* _Set task_
Each entry must be reproduced precisely as it stands.

Structured figure records
::::::::::

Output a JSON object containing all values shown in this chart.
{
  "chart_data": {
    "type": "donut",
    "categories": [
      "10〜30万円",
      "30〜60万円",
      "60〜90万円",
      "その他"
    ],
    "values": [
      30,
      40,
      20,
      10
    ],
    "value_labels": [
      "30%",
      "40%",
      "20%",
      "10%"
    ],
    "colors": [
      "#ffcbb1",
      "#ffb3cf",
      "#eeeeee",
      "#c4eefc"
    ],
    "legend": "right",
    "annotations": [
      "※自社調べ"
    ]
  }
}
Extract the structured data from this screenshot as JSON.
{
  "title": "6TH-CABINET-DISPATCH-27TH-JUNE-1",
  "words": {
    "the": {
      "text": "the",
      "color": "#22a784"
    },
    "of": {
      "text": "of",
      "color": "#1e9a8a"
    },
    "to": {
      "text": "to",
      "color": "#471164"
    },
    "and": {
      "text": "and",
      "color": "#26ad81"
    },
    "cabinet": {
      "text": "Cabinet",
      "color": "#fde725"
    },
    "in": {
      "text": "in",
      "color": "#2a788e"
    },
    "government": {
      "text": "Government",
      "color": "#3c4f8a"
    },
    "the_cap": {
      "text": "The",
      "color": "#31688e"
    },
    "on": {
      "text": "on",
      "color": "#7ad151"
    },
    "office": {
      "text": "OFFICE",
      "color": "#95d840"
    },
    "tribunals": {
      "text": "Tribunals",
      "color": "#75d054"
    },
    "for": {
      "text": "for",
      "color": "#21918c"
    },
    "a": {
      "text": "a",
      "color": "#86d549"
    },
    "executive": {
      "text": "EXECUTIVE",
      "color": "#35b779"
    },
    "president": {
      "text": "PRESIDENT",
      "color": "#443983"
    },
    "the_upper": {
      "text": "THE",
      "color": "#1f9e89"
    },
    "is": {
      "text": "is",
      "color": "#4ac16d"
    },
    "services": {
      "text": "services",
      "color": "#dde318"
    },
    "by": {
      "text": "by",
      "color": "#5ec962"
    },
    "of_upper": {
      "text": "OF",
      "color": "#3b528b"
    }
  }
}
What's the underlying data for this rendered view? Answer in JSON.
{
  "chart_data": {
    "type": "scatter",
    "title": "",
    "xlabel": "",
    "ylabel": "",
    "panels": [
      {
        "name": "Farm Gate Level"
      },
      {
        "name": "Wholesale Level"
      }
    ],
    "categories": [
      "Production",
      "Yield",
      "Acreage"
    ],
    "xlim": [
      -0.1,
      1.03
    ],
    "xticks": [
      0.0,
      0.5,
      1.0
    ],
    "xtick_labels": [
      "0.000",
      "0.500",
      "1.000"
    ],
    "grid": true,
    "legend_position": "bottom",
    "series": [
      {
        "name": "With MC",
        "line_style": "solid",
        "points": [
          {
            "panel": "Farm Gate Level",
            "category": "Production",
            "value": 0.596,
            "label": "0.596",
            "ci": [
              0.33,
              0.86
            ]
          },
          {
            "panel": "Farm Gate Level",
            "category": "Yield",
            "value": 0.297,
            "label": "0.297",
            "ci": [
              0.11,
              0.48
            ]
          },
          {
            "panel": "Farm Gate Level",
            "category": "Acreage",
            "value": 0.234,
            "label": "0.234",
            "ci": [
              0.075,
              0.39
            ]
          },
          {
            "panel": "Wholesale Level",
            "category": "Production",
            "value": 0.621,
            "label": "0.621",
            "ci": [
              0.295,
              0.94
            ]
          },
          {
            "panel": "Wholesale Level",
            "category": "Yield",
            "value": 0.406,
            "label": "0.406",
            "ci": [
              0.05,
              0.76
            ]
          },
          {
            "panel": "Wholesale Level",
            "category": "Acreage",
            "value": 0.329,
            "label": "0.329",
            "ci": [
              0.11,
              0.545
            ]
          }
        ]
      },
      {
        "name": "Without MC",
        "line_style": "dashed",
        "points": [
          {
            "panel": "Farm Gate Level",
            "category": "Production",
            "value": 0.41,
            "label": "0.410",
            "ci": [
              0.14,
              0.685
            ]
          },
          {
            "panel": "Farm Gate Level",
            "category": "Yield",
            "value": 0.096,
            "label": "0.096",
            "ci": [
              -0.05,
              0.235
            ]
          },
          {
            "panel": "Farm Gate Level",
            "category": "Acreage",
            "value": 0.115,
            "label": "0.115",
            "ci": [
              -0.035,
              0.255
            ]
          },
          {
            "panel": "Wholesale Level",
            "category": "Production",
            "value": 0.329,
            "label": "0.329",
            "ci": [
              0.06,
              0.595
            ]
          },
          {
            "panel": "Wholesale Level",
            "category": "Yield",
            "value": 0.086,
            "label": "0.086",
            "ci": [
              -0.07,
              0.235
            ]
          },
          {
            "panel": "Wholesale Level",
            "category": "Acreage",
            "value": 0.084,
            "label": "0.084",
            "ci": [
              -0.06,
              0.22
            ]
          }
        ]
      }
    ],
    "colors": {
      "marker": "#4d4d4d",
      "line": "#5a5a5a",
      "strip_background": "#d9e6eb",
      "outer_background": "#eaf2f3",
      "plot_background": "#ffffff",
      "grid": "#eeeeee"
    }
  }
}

::::::::::

* _Response to the exercise_
Output a JSON object containing all values shown in this chart.
{
  "chart_data": {
    "type": "donut",
    "categories": [
      "10〜30万円",
      "30〜60万円",
      "60〜90万円",
      "その他"
    ],
    "values": [
      30,
      40,
      20,
      10
    ],
    "value_labels": [
      "30%",
      "40%",
      "20%",
      "10%"
    ],
    "colors": [
      "#ffcbb1",
      "#ffb3cf",
      "#eeeeee",
      "#c4eefc"
    ],
    "legend": "right",
    "annotations": [
      "※自社調べ"
    ]
  }
}
Extract the structured data from this screenshot as JSON.
{
  "title": "6TH-CABINET-DISPATCH-27TH-JUNE-1",
  "words": {
    "the": {
      "text": "the",
      "color": "#22a784"
    },
    "of": {
      "text": "of",
      "color": "#1e9a8a"
    },
    "to": {
      "text": "to",
      "color": "#471164"
    },
    "and": {
      "text": "and",
      "color": "#26ad81"
    },
    "cabinet": {
      "text": "Cabinet",
      "color": "#fde725"
    },
    "in": {
      "text": "in",
      "color": "#2a788e"
    },
    "government": {
      "text": "Government",
      "color": "#3c4f8a"
    },
    "the_cap": {
      "text": "The",
      "color": "#31688e"
    },
    "on": {
      "text": "on",
      "color": "#7ad151"
    },
    "office": {
      "text": "OFFICE",
      "color": "#95d840"
    },
    "tribunals": {
      "text": "Tribunals",
      "color": "#75d054"
    },
    "for": {
      "text": "for",
      "color": "#21918c"
    },
    "a": {
      "text": "a",
      "color": "#86d549"
    },
    "executive": {
      "text": "EXECUTIVE",
      "color": "#35b779"
    },
    "president": {
      "text": "PRESIDENT",
      "color": "#443983"
    },
    "the_upper": {
      "text": "THE",
      "color": "#1f9e89"
    },
    "is": {
      "text": "is",
      "color": "#4ac16d"
    },
    "services": {
      "text": "services",
      "color": "#dde318"
    },
    "by": {
      "text": "by",
      "color": "#5ec962"
    },
    "of_upper": {
      "text": "OF",
      "color": "#3b528b"
    }
  }
}
What's the underlying data for this rendered view? Answer in JSON.
{
  "chart_data": {
    "type": "scatter",
    "title": "",
    "xlabel": "",
    "ylabel": "",
    "panels": [
      {
        "name": "Farm Gate Level"
      },
      {
        "name": "Wholesale Level"
      }
    ],
    "categories": [
      "Production",
      "Yield",
      "Acreage"
    ],
    "xlim": [
      -0.1,
      1.03
    ],
    "xticks": [
      0.0,
      0.5,
      1.0
    ],
    "xtick_labels": [
      "0.000",
      "0.500",
      "1.000"
    ],
    "grid": true,
    "legend_position": "bottom",
    "series": [
      {
        "name": "With MC",
        "line_style": "solid",
        "points": [
          {
            "panel": "Farm Gate Level",
            "category": "Production",
            "value": 0.596,
            "label": "0.596",
            "ci": [
              0.33,
              0.86
            ]
          },
          {
            "panel": "Farm Gate Level",
            "category": "Yield",
            "value": 0.297,
            "label": "0.297",
            "ci": [
              0.11,
              0.48
            ]
          },
          {
            "panel": "Farm Gate Level",
            "category": "Acreage",
            "value": 0.234,
            "label": "0.234",
            "ci": [
              0.075,
              0.39
            ]
          },
          {
            "panel": "Wholesale Level",
            "category": "Production",
            "value": 0.621,
            "label": "0.621",
            "ci": [
              0.295,
              0.94
            ]
          },
          {
            "panel": "Wholesale Level",
            "category": "Yield",
            "value": 0.406,
            "label": "0.406",
            "ci": [
              0.05,
              0.76
            ]
          },
          {
            "panel": "Wholesale Level",
            "category": "Acreage",
            "value": 0.329,
            "label": "0.329",
            "ci": [
              0.11,
              0.545
            ]
          }
        ]
      },
      {
        "name": "Without MC",
        "line_style": "dashed",
        "points": [
          {
            "panel": "Farm Gate Level",
            "category": "Production",
            "value": 0.41,
            "label": "0.410",
            "ci": [
              0.14,
              0.685
            ]
          },
          {
            "panel": "Farm Gate Level",
            "category": "Yield",
            "value": 0.096,
            "label": "0.096",
            "ci": [
              -0.05,
              0.235
            ]
          },
          {
            "panel": "Farm Gate Level",
            "category": "Acreage",
            "value": 0.115,
            "label": "0.115",
            "ci": [
              -0.035,
              0.255
            ]
          },
          {
            "panel": "Wholesale Level",
            "category": "Production",
            "value": 0.329,
            "label": "0.329",
            "ci": [
              0.06,
              0.595
            ]
          },
          {
            "panel": "Wholesale Level",
            "category": "Yield",
            "value": 0.086,
            "label": "0.086",
            "ci": [
              -0.07,
              0.235
            ]
          },
          {
            "panel": "Wholesale Level",
            "category": "Acreage",
            "value": 0.084,
            "label": "0.084",
            "ci": [
              -0.06,
              0.22
            ]
          }
        ]
      }
    ],
    "colors": {
      "marker": "#4d4d4d",
      "line": "#5a5a5a",
      "strip_background": "#d9e6eb",
      "outer_background": "#eaf2f3",
      "plot_background": "#ffffff",
      "grid": "#eeeeee"
    }
  }
}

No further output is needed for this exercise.